## Begin Excerpted data

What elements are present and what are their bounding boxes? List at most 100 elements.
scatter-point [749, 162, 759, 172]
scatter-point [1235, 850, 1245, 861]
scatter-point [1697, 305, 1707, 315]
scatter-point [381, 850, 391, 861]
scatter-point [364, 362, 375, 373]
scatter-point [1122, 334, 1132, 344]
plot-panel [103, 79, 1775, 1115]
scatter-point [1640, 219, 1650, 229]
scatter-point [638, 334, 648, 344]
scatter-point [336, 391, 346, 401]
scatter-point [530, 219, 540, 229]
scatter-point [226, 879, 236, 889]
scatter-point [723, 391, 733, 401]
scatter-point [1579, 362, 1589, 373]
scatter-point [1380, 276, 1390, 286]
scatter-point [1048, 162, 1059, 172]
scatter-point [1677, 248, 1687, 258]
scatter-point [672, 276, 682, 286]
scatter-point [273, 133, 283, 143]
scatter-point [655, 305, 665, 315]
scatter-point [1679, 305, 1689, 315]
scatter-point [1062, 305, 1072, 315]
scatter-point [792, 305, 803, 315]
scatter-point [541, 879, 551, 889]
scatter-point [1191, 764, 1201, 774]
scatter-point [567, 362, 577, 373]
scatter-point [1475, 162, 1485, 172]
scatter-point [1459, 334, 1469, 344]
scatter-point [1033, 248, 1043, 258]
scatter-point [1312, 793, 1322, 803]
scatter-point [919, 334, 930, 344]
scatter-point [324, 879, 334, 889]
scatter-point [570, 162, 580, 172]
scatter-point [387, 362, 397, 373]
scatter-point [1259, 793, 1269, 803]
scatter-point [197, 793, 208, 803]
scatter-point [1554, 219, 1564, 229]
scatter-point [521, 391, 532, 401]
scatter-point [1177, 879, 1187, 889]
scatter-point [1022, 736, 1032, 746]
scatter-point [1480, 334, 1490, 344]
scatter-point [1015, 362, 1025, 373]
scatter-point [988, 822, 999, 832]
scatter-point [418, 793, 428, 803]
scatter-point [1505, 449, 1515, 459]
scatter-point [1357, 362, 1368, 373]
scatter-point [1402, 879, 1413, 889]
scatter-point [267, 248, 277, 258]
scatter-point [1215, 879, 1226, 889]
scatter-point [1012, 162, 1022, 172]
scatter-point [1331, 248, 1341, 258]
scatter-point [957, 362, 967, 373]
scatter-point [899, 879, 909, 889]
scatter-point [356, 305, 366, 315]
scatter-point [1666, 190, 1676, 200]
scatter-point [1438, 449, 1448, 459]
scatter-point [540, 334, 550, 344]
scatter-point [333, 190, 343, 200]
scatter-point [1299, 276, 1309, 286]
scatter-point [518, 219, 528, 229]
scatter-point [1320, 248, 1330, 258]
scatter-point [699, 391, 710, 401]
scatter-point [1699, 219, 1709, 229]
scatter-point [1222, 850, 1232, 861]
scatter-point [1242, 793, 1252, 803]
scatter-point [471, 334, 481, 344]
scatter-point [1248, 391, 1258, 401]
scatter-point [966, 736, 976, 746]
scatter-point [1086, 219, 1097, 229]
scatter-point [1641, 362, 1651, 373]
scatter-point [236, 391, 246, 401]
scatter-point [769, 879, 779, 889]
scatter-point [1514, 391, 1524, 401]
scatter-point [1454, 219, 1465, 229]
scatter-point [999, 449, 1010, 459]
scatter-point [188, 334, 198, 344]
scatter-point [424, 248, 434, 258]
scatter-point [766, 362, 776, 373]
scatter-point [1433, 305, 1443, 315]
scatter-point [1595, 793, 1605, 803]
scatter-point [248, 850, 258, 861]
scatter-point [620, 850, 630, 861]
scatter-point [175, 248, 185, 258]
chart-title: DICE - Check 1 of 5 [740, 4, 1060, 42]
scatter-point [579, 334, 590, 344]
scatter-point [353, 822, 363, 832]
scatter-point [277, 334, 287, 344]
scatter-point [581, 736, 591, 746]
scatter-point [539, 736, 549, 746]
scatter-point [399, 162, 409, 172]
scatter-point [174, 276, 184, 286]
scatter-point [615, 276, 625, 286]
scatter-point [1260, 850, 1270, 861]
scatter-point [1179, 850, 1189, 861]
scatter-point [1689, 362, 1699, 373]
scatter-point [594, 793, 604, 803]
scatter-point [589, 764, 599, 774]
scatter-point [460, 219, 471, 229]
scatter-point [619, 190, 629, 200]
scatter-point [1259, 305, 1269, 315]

## End Excerpted data

What you need to do » Write out the rows above word for word. Start at the very first line and stop after the line that contains "scatter-point [1177, 879, 1187, 889]", including both of those lines.

Solution to this exercise »
What elements are present and what are their bounding boxes? List at most 100 elements.
scatter-point [749, 162, 759, 172]
scatter-point [1235, 850, 1245, 861]
scatter-point [1697, 305, 1707, 315]
scatter-point [381, 850, 391, 861]
scatter-point [364, 362, 375, 373]
scatter-point [1122, 334, 1132, 344]
plot-panel [103, 79, 1775, 1115]
scatter-point [1640, 219, 1650, 229]
scatter-point [638, 334, 648, 344]
scatter-point [336, 391, 346, 401]
scatter-point [530, 219, 540, 229]
scatter-point [226, 879, 236, 889]
scatter-point [723, 391, 733, 401]
scatter-point [1579, 362, 1589, 373]
scatter-point [1380, 276, 1390, 286]
scatter-point [1048, 162, 1059, 172]
scatter-point [1677, 248, 1687, 258]
scatter-point [672, 276, 682, 286]
scatter-point [273, 133, 283, 143]
scatter-point [655, 305, 665, 315]
scatter-point [1679, 305, 1689, 315]
scatter-point [1062, 305, 1072, 315]
scatter-point [792, 305, 803, 315]
scatter-point [541, 879, 551, 889]
scatter-point [1191, 764, 1201, 774]
scatter-point [567, 362, 577, 373]
scatter-point [1475, 162, 1485, 172]
scatter-point [1459, 334, 1469, 344]
scatter-point [1033, 248, 1043, 258]
scatter-point [1312, 793, 1322, 803]
scatter-point [919, 334, 930, 344]
scatter-point [324, 879, 334, 889]
scatter-point [570, 162, 580, 172]
scatter-point [387, 362, 397, 373]
scatter-point [1259, 793, 1269, 803]
scatter-point [197, 793, 208, 803]
scatter-point [1554, 219, 1564, 229]
scatter-point [521, 391, 532, 401]
scatter-point [1177, 879, 1187, 889]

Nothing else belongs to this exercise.